• _Provided data_

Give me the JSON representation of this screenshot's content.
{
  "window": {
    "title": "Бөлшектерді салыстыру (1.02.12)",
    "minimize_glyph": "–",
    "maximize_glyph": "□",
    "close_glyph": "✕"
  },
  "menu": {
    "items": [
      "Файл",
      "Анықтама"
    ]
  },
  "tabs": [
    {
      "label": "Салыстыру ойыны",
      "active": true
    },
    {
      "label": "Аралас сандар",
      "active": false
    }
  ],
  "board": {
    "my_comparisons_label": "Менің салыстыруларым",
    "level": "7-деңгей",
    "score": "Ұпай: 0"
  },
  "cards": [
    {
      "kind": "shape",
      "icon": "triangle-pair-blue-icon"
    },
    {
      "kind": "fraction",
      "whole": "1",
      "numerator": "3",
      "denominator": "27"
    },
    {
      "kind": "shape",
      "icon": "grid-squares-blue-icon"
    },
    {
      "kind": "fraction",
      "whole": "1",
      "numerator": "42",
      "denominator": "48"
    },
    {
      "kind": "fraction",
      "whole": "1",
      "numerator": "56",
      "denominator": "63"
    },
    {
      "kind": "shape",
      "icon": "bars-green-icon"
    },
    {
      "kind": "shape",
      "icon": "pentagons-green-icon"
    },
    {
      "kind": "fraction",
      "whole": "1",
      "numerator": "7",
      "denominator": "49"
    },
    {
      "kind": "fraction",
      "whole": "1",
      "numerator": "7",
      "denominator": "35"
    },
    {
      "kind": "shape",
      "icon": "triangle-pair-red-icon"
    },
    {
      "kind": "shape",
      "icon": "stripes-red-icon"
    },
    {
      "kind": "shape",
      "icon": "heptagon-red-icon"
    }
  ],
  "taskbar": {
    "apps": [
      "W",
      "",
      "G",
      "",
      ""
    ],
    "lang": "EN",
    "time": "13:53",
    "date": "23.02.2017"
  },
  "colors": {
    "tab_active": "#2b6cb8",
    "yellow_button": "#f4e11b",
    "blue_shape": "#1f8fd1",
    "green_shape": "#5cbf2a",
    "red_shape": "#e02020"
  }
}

• _Required task_
Set out the complete listing exactly as shown.

• _Full response_
Give me the JSON representation of this screenshot's content.
{
  "window": {
    "title": "Бөлшектерді салыстыру (1.02.12)",
    "minimize_glyph": "–",
    "maximize_glyph": "□",
    "close_glyph": "✕"
  },
  "menu": {
    "items": [
      "Файл",
      "Анықтама"
    ]
  },
  "tabs": [
    {
      "label": "Салыстыру ойыны",
      "active": true
    },
    {
      "label": "Аралас сандар",
      "active": false
    }
  ],
  "board": {
    "my_comparisons_label": "Менің салыстыруларым",
    "level": "7-деңгей",
    "score": "Ұпай: 0"
  },
  "cards": [
    {
      "kind": "shape",
      "icon": "triangle-pair-blue-icon"
    },
    {
      "kind": "fraction",
      "whole": "1",
      "numerator": "3",
      "denominator": "27"
    },
    {
      "kind": "shape",
      "icon": "grid-squares-blue-icon"
    },
    {
      "kind": "fraction",
      "whole": "1",
      "numerator": "42",
      "denominator": "48"
    },
    {
      "kind": "fraction",
      "whole": "1",
      "numerator": "56",
      "denominator": "63"
    },
    {
      "kind": "shape",
      "icon": "bars-green-icon"
    },
    {
      "kind": "shape",
      "icon": "pentagons-green-icon"
    },
    {
      "kind": "fraction",
      "whole": "1",
      "numerator": "7",
      "denominator": "49"
    },
    {
      "kind": "fraction",
      "whole": "1",
      "numerator": "7",
      "denominator": "35"
    },
    {
      "kind": "shape",
      "icon": "triangle-pair-red-icon"
    },
    {
      "kind": "shape",
      "icon": "stripes-red-icon"
    },
    {
      "kind": "shape",
      "icon": "heptagon-red-icon"
    }
  ],
  "taskbar": {
    "apps": [
      "W",
      "",
      "G",
      "",
      ""
    ],
    "lang": "EN",
    "time": "13:53",
    "date": "23.02.2017"
  },
  "colors": {
    "tab_active": "#2b6cb8",
    "yellow_button": "#f4e11b",
    "blue_shape": "#1f8fd1",
    "green_shape": "#5cbf2a",
    "red_shape": "#e02020"
  }
}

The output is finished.